# JOB
Reproduce each line of every listing below without any change.

(Element location listings)
* * *
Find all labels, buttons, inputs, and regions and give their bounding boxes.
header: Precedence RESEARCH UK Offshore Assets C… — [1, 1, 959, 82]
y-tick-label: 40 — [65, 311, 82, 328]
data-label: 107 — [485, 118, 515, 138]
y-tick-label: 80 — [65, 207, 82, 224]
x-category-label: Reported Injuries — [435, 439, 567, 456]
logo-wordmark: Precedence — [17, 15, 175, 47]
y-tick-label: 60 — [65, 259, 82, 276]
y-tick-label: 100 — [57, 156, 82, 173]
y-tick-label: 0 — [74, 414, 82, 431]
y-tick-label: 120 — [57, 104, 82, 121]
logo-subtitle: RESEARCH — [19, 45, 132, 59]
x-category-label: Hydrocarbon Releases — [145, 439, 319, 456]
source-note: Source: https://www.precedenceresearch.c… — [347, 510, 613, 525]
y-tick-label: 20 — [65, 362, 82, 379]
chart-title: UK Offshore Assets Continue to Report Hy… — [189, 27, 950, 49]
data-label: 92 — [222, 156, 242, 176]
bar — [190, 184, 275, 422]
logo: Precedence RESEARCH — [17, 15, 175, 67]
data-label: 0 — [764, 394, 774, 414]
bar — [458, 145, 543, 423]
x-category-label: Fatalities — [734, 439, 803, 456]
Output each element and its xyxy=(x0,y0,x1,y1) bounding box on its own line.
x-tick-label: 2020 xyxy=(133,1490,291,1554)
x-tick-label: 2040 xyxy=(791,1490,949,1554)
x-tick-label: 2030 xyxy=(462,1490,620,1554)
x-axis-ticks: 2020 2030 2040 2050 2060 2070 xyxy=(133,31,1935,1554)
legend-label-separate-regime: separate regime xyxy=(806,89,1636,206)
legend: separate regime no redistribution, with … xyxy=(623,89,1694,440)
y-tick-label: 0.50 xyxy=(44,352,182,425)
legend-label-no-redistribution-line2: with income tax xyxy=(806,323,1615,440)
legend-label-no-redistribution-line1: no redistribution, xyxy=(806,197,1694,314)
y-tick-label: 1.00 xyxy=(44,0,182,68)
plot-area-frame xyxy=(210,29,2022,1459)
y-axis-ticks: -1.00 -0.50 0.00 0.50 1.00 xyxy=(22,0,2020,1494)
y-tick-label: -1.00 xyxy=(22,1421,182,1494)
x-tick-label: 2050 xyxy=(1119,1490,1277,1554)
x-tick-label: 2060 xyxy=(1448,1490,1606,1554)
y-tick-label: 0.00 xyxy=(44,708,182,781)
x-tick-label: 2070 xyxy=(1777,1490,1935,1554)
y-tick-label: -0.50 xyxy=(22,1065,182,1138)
* * *
# SOLUTION FOR THIS TASK
Find all labels, buttons, inputs, and regions and give their bounding boxes.
header: Precedence RESEARCH UK Offshore Assets C… — [1, 1, 959, 82]
y-tick-label: 40 — [65, 311, 82, 328]
data-label: 107 — [485, 118, 515, 138]
y-tick-label: 80 — [65, 207, 82, 224]
x-category-label: Reported Injuries — [435, 439, 567, 456]
logo-wordmark: Precedence — [17, 15, 175, 47]
y-tick-label: 60 — [65, 259, 82, 276]
y-tick-label: 100 — [57, 156, 82, 173]
y-tick-label: 0 — [74, 414, 82, 431]
y-tick-label: 120 — [57, 104, 82, 121]
logo-subtitle: RESEARCH — [19, 45, 132, 59]
x-category-label: Hydrocarbon Releases — [145, 439, 319, 456]
source-note: Source: https://www.precedenceresearch.c… — [347, 510, 613, 525]
y-tick-label: 20 — [65, 362, 82, 379]
chart-title: UK Offshore Assets Continue to Report Hy… — [189, 27, 950, 49]
data-label: 92 — [222, 156, 242, 176]
bar — [190, 184, 275, 422]
logo: Precedence RESEARCH — [17, 15, 175, 67]
data-label: 0 — [764, 394, 774, 414]
bar — [458, 145, 543, 423]
x-category-label: Fatalities — [734, 439, 803, 456]
Output each element and its xyxy=(x0,y0,x1,y1) bounding box on its own line.
x-tick-label: 2020 xyxy=(133,1490,291,1554)
x-tick-label: 2040 xyxy=(791,1490,949,1554)
x-tick-label: 2030 xyxy=(462,1490,620,1554)
x-axis-ticks: 2020 2030 2040 2050 2060 2070 xyxy=(133,31,1935,1554)
legend-label-separate-regime: separate regime xyxy=(806,89,1636,206)
legend: separate regime no redistribution, with … xyxy=(623,89,1694,440)
y-tick-label: 0.50 xyxy=(44,352,182,425)
legend-label-no-redistribution-line2: with income tax xyxy=(806,323,1615,440)
legend-label-no-redistribution-line1: no redistribution, xyxy=(806,197,1694,314)
y-tick-label: 1.00 xyxy=(44,0,182,68)
plot-area-frame xyxy=(210,29,2022,1459)
y-axis-ticks: -1.00 -0.50 0.00 0.50 1.00 xyxy=(22,0,2020,1494)
y-tick-label: -1.00 xyxy=(22,1421,182,1494)
x-tick-label: 2050 xyxy=(1119,1490,1277,1554)
x-tick-label: 2060 xyxy=(1448,1490,1606,1554)
y-tick-label: 0.00 xyxy=(44,708,182,781)
x-tick-label: 2070 xyxy=(1777,1490,1935,1554)
y-tick-label: -0.50 xyxy=(22,1065,182,1138)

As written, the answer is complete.